▶ PROBLEM REQUIREMENTS
Please print, unchanged, the stretch of entries from the line containing "- item-text: Erro" through the line containing "- subitem-number: 3.2.: [130, 321, 157, 341]".

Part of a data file

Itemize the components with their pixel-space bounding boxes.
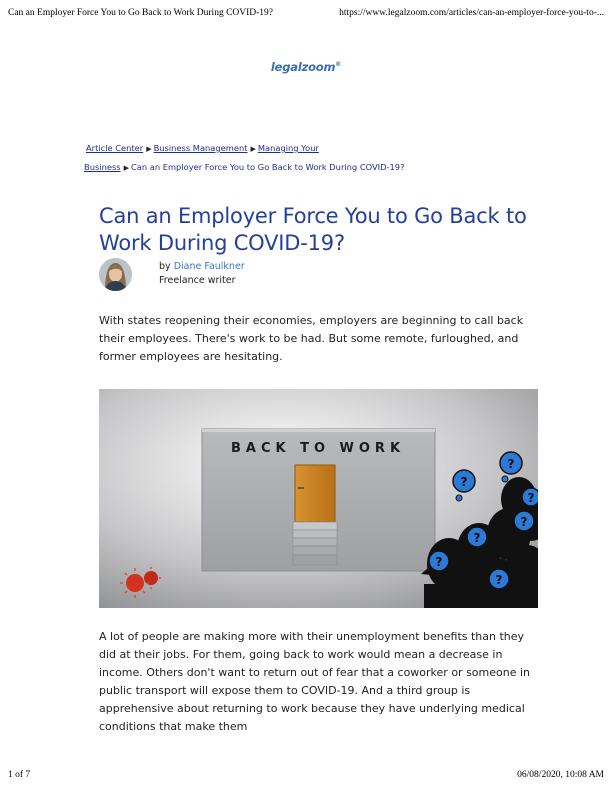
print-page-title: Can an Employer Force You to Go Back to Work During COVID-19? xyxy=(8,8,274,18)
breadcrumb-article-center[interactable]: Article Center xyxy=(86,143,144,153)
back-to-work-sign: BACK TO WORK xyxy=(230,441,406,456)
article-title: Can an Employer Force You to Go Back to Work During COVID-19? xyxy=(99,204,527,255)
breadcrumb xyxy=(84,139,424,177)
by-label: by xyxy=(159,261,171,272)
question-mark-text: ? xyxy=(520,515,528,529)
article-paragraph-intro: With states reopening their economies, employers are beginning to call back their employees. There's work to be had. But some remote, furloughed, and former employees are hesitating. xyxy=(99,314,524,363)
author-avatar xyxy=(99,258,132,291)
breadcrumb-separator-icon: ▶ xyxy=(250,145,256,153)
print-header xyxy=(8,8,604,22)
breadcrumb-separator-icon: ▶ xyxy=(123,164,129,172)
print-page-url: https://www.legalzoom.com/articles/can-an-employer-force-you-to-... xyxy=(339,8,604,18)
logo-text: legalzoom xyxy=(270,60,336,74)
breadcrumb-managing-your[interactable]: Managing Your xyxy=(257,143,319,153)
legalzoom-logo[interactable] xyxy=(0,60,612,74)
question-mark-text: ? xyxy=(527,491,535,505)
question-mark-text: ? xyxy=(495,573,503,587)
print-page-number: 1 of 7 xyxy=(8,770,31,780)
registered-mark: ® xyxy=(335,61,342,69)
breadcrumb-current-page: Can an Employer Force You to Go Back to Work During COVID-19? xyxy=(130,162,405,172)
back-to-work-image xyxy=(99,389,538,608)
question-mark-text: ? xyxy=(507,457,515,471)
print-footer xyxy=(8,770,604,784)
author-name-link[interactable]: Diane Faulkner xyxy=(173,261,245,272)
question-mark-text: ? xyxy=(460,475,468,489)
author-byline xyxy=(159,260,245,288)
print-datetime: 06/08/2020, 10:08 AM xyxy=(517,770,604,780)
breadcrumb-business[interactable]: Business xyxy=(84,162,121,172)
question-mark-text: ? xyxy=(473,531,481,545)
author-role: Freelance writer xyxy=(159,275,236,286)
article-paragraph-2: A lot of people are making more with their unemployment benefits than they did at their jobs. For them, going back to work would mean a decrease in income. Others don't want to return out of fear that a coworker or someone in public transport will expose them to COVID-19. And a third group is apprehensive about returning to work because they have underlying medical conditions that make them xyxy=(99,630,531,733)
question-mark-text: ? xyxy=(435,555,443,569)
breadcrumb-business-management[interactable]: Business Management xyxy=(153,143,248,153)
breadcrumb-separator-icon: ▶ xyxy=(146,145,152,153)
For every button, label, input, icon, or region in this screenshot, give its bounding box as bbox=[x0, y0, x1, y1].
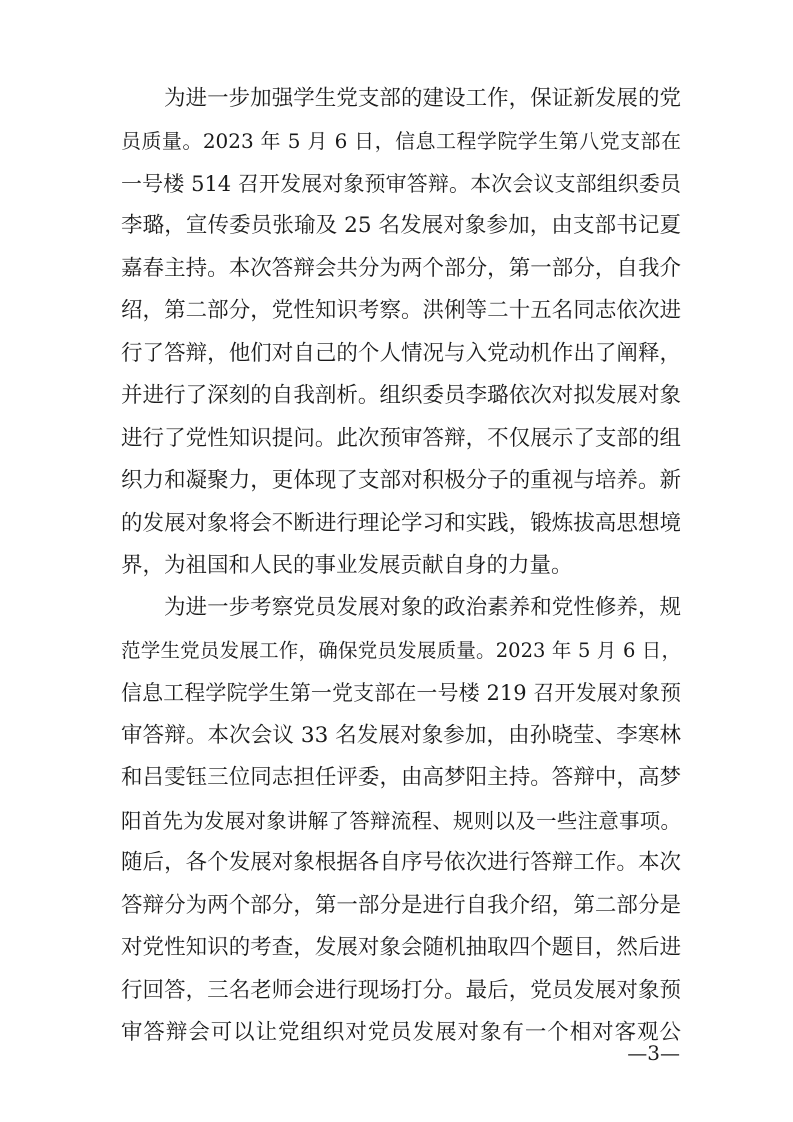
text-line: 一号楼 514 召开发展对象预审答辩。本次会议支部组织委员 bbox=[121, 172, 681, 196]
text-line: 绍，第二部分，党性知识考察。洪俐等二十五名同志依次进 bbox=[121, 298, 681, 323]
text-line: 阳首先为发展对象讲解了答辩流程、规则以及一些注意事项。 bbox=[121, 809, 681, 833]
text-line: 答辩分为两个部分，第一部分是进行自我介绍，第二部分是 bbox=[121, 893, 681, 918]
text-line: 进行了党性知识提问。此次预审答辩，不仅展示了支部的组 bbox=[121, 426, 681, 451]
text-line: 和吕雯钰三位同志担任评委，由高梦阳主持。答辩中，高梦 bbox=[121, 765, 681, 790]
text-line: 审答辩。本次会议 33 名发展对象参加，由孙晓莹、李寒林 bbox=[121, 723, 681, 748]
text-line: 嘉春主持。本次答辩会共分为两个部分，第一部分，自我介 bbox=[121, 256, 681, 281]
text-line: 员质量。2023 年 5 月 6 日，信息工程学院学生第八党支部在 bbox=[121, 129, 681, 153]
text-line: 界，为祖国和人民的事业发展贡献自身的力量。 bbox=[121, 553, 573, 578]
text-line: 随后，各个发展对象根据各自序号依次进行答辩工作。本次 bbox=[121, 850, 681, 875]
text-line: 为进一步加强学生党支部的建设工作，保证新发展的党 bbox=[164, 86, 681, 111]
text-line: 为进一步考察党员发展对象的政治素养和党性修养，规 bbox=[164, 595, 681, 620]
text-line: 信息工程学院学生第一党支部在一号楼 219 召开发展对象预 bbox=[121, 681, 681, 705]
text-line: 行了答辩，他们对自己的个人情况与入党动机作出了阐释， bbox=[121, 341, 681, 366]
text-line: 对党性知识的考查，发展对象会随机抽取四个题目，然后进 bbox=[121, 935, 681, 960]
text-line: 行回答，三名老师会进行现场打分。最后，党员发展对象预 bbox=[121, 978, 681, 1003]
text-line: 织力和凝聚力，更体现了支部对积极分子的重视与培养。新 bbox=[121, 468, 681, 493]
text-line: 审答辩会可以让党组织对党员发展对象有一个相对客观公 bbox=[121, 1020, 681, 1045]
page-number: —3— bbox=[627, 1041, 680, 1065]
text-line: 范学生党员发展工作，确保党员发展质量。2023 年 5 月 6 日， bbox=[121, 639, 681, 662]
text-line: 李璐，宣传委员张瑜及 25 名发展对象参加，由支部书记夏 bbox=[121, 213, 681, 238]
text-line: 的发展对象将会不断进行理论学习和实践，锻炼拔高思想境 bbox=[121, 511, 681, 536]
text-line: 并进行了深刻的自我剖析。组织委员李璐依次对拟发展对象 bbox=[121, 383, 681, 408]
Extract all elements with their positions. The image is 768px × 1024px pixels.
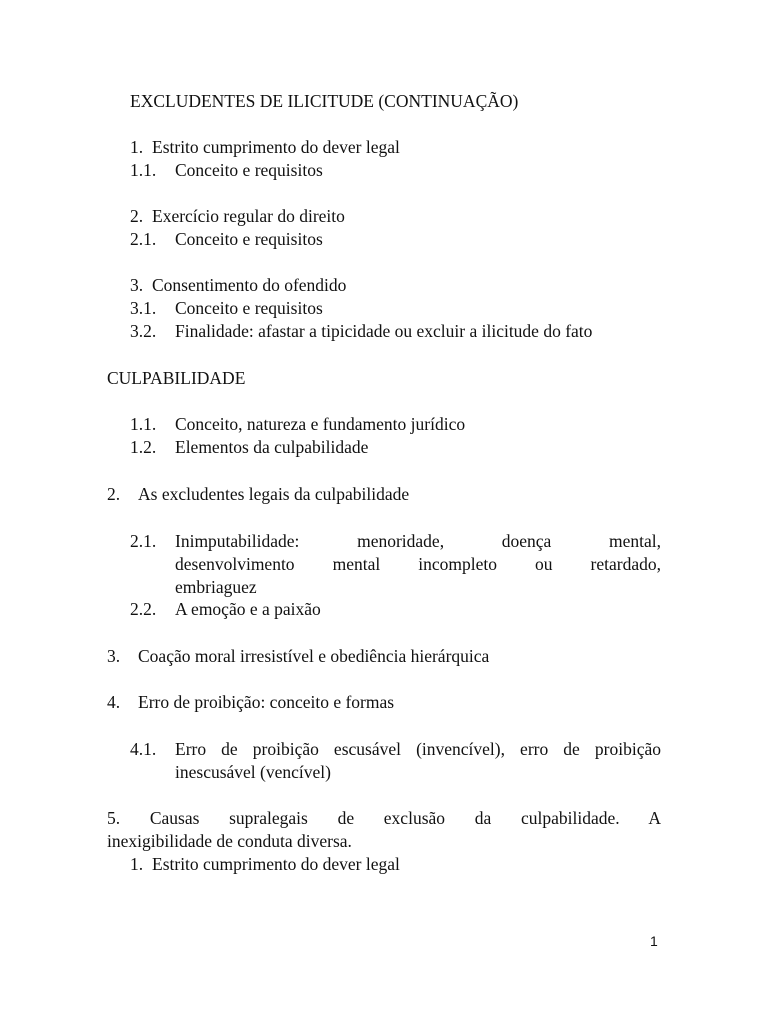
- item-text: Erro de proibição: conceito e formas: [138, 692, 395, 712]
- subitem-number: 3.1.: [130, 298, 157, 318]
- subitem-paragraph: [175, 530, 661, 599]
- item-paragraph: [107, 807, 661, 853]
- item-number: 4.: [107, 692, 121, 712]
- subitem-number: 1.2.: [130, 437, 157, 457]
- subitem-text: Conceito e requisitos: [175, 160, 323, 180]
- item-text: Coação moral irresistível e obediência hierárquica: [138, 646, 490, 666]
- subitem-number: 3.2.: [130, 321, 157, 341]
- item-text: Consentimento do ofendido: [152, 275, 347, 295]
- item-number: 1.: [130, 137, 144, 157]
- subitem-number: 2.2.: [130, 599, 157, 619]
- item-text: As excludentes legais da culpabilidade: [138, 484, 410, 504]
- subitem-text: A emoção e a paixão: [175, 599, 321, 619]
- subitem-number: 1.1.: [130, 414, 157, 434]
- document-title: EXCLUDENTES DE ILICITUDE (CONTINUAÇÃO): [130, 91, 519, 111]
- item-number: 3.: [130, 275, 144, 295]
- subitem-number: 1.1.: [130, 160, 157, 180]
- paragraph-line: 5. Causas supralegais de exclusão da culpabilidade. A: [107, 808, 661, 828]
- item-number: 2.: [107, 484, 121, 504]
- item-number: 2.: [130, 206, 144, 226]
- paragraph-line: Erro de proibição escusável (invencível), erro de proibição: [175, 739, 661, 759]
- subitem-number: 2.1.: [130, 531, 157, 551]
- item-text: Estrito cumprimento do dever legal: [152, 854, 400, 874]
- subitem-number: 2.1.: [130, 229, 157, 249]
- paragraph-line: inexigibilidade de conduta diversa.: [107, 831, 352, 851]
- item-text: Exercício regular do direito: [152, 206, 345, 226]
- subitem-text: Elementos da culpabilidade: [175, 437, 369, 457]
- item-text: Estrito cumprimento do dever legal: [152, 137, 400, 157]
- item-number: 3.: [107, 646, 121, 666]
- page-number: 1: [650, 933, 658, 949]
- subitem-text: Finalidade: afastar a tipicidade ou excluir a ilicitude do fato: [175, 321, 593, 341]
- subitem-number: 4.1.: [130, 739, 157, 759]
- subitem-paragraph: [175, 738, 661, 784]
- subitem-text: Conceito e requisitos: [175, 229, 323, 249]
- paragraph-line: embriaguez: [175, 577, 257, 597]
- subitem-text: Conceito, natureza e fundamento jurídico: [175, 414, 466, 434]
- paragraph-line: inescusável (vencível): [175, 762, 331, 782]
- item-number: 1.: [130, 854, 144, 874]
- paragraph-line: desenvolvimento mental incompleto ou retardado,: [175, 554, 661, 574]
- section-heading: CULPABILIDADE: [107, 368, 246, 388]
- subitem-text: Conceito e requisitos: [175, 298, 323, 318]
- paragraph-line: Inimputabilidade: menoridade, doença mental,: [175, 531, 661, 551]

▶ THE OUTPUT
- item-text: Erro de proibição: conceito e formas: [138, 692, 395, 712]
- subitem-number: 3.1.: [130, 298, 157, 318]
- subitem-paragraph: [175, 530, 661, 599]
- item-paragraph: [107, 807, 661, 853]
- item-number: 4.: [107, 692, 121, 712]
- subitem-number: 1.2.: [130, 437, 157, 457]
- subitem-text: Conceito e requisitos: [175, 160, 323, 180]
- item-text: Coação moral irresistível e obediência hierárquica: [138, 646, 490, 666]
- subitem-number: 3.2.: [130, 321, 157, 341]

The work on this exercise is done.